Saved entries

start

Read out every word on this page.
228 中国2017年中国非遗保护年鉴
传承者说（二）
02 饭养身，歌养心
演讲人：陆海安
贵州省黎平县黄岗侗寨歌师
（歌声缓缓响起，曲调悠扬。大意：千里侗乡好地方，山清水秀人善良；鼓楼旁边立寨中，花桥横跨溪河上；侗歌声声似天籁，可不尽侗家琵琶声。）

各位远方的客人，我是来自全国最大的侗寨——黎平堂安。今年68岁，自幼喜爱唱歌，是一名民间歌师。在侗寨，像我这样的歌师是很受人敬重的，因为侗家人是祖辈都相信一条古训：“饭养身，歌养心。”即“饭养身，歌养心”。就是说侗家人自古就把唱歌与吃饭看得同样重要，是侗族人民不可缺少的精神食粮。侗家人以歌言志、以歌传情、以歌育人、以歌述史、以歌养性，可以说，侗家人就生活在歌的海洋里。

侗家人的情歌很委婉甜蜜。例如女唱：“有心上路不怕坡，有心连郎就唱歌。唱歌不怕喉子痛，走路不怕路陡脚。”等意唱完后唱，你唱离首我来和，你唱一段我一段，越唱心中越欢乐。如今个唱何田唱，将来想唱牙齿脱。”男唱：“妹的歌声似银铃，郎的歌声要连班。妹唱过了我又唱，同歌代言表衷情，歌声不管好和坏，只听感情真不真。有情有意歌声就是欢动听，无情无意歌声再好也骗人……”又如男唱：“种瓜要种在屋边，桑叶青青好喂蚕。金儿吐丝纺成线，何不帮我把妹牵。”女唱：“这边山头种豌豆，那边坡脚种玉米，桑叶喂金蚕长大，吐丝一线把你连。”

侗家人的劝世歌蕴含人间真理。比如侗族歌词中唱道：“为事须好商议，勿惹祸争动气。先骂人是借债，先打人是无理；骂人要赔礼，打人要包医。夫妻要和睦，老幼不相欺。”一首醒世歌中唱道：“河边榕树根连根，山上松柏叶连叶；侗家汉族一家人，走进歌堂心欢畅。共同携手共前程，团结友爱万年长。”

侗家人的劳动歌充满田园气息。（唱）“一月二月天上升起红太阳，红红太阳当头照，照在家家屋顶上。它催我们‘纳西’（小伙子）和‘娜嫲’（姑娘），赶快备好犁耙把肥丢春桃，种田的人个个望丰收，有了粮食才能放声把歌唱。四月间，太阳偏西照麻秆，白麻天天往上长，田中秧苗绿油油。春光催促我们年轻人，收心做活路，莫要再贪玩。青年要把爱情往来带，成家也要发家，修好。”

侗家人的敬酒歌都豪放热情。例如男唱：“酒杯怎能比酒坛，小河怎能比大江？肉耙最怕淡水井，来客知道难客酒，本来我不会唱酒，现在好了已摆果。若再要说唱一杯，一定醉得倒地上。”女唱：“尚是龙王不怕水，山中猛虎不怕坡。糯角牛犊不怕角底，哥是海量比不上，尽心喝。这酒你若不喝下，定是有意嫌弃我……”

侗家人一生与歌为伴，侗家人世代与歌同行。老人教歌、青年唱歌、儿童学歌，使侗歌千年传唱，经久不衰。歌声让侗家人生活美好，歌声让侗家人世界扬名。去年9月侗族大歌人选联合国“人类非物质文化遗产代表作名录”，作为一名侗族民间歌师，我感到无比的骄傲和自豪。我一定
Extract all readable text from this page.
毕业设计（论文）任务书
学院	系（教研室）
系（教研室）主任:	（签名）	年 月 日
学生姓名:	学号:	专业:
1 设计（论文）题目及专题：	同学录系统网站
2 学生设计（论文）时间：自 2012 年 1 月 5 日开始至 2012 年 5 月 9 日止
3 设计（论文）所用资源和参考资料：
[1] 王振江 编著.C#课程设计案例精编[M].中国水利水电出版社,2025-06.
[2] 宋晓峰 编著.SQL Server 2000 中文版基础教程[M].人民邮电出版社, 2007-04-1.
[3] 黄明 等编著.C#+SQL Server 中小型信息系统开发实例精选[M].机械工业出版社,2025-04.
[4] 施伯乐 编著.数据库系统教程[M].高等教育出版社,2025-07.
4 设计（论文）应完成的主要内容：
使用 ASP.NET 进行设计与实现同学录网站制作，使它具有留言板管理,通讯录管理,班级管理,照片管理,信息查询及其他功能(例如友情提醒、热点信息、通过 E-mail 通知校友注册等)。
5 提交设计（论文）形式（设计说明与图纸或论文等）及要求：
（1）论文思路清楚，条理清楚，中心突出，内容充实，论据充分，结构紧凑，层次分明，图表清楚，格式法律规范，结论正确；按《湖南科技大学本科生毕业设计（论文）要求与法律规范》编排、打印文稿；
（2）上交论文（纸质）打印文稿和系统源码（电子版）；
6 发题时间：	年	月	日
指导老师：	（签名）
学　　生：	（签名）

end

Copy, from the material, each line that holds the string "page".

• [Output for this exercise]:
Read out every word on this page.
Extract all readable text from this page.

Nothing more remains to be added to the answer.